----- Records to use

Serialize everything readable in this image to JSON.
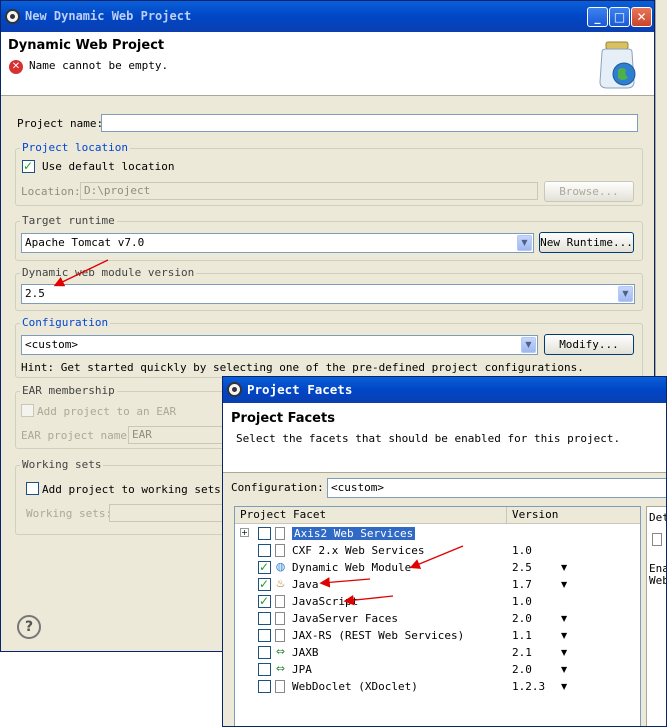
{
  "main": {
    "title": "New Dynamic Web Project",
    "header_title": "Dynamic Web Project",
    "error_message": "Name cannot be empty.",
    "project_name_label": "Project name:",
    "project_name_value": "",
    "project_location": {
      "title": "Project location",
      "use_default_label": "Use default location",
      "use_default_checked": true,
      "location_label": "Location:",
      "location_value": "D:\\project",
      "browse_label": "Browse..."
    },
    "target_runtime": {
      "title": "Target runtime",
      "value": "Apache Tomcat v7.0",
      "new_runtime_label": "New Runtime..."
    },
    "module_version": {
      "title": "Dynamic web module version",
      "value": "2.5"
    },
    "configuration": {
      "title": "Configuration",
      "value": "<custom>",
      "modify_label": "Modify...",
      "hint": "Hint: Get started quickly by selecting one of the pre-defined project configurations."
    },
    "ear": {
      "title": "EAR membership",
      "add_label": "Add project to an EAR",
      "name_label": "EAR project name:",
      "name_value": "EAR"
    },
    "working_sets": {
      "title": "Working sets",
      "add_label": "Add project to working sets",
      "sets_label": "Working sets:"
    }
  },
  "facets": {
    "title": "Project Facets",
    "header_title": "Project Facets",
    "description": "Select the facets that should be enabled for this project.",
    "configuration_label": "Configuration:",
    "configuration_value": "<custom>",
    "columns": [
      "Project Facet",
      "Version"
    ],
    "side_tab": "Det",
    "side_text_1": "Ena",
    "side_text_2": "Web",
    "rows": [
      {
        "name": "Axis2 Web Services",
        "version": "",
        "checked": false,
        "icon": "document-icon",
        "expandable": true,
        "selected": true,
        "dropdown": false
      },
      {
        "name": "CXF 2.x Web Services",
        "version": "1.0",
        "checked": false,
        "icon": "document-icon",
        "dropdown": false
      },
      {
        "name": "Dynamic Web Module",
        "version": "2.5",
        "checked": true,
        "icon": "web-module-icon",
        "dropdown": true
      },
      {
        "name": "Java",
        "version": "1.7",
        "checked": true,
        "icon": "java-icon",
        "dropdown": true
      },
      {
        "name": "JavaScript",
        "version": "1.0",
        "checked": true,
        "icon": "document-icon",
        "dropdown": false
      },
      {
        "name": "JavaServer Faces",
        "version": "2.0",
        "checked": false,
        "icon": "document-icon",
        "dropdown": true
      },
      {
        "name": "JAX-RS (REST Web Services)",
        "version": "1.1",
        "checked": false,
        "icon": "document-icon",
        "dropdown": true
      },
      {
        "name": "JAXB",
        "version": "2.1",
        "checked": false,
        "icon": "jaxb-icon",
        "dropdown": true
      },
      {
        "name": "JPA",
        "version": "2.0",
        "checked": false,
        "icon": "jpa-icon",
        "dropdown": true
      },
      {
        "name": "WebDoclet (XDoclet)",
        "version": "1.2.3",
        "checked": false,
        "icon": "document-icon",
        "dropdown": true
      }
    ]
  },
  "colors": {
    "accent": "#0046d5",
    "arrow": "#e00000",
    "title_bar": "#0a5fd8"
  }
}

----------

» **Short problem**: Exclude the pictures and transcribe all of the entries exactly.

» **Answer to the task**:
Serialize everything readable in this image to JSON.
{
  "main": {
    "title": "New Dynamic Web Project",
    "header_title": "Dynamic Web Project",
    "error_message": "Name cannot be empty.",
    "project_name_label": "Project name:",
    "project_name_value": "",
    "project_location": {
      "title": "Project location",
      "use_default_label": "Use default location",
      "use_default_checked": true,
      "location_label": "Location:",
      "location_value": "D:\\project",
      "browse_label": "Browse..."
    },
    "target_runtime": {
      "title": "Target runtime",
      "value": "Apache Tomcat v7.0",
      "new_runtime_label": "New Runtime..."
    },
    "module_version": {
      "title": "Dynamic web module version",
      "value": "2.5"
    },
    "configuration": {
      "title": "Configuration",
      "value": "<custom>",
      "modify_label": "Modify...",
      "hint": "Hint: Get started quickly by selecting one of the pre-defined project configurations."
    },
    "ear": {
      "title": "EAR membership",
      "add_label": "Add project to an EAR",
      "name_label": "EAR project name:",
      "name_value": "EAR"
    },
    "working_sets": {
      "title": "Working sets",
      "add_label": "Add project to working sets",
      "sets_label": "Working sets:"
    }
  },
  "facets": {
    "title": "Project Facets",
    "header_title": "Project Facets",
    "description": "Select the facets that should be enabled for this project.",
    "configuration_label": "Configuration:",
    "configuration_value": "<custom>",
    "columns": [
      "Project Facet",
      "Version"
    ],
    "side_tab": "Det",
    "side_text_1": "Ena",
    "side_text_2": "Web",
    "rows": [
      {
        "name": "Axis2 Web Services",
        "version": "",
        "checked": false,
        "icon": "document-icon",
        "expandable": true,
        "selected": true,
        "dropdown": false
      },
      {
        "name": "CXF 2.x Web Services",
        "version": "1.0",
        "checked": false,
        "icon": "document-icon",
        "dropdown": false
      },
      {
        "name": "Dynamic Web Module",
        "version": "2.5",
        "checked": true,
        "icon": "web-module-icon",
        "dropdown": true
      },
      {
        "name": "Java",
        "version": "1.7",
        "checked": true,
        "icon": "java-icon",
        "dropdown": true
      },
      {
        "name": "JavaScript",
        "version": "1.0",
        "checked": true,
        "icon": "document-icon",
        "dropdown": false
      },
      {
        "name": "JavaServer Faces",
        "version": "2.0",
        "checked": false,
        "icon": "document-icon",
        "dropdown": true
      },
      {
        "name": "JAX-RS (REST Web Services)",
        "version": "1.1",
        "checked": false,
        "icon": "document-icon",
        "dropdown": true
      },
      {
        "name": "JAXB",
        "version": "2.1",
        "checked": false,
        "icon": "jaxb-icon",
        "dropdown": true
      },
      {
        "name": "JPA",
        "version": "2.0",
        "checked": false,
        "icon": "jpa-icon",
        "dropdown": true
      },
      {
        "name": "WebDoclet (XDoclet)",
        "version": "1.2.3",
        "checked": false,
        "icon": "document-icon",
        "dropdown": true
      }
    ]
  },
  "colors": {
    "accent": "#0046d5",
    "arrow": "#e00000",
    "title_bar": "#0a5fd8"
  }
}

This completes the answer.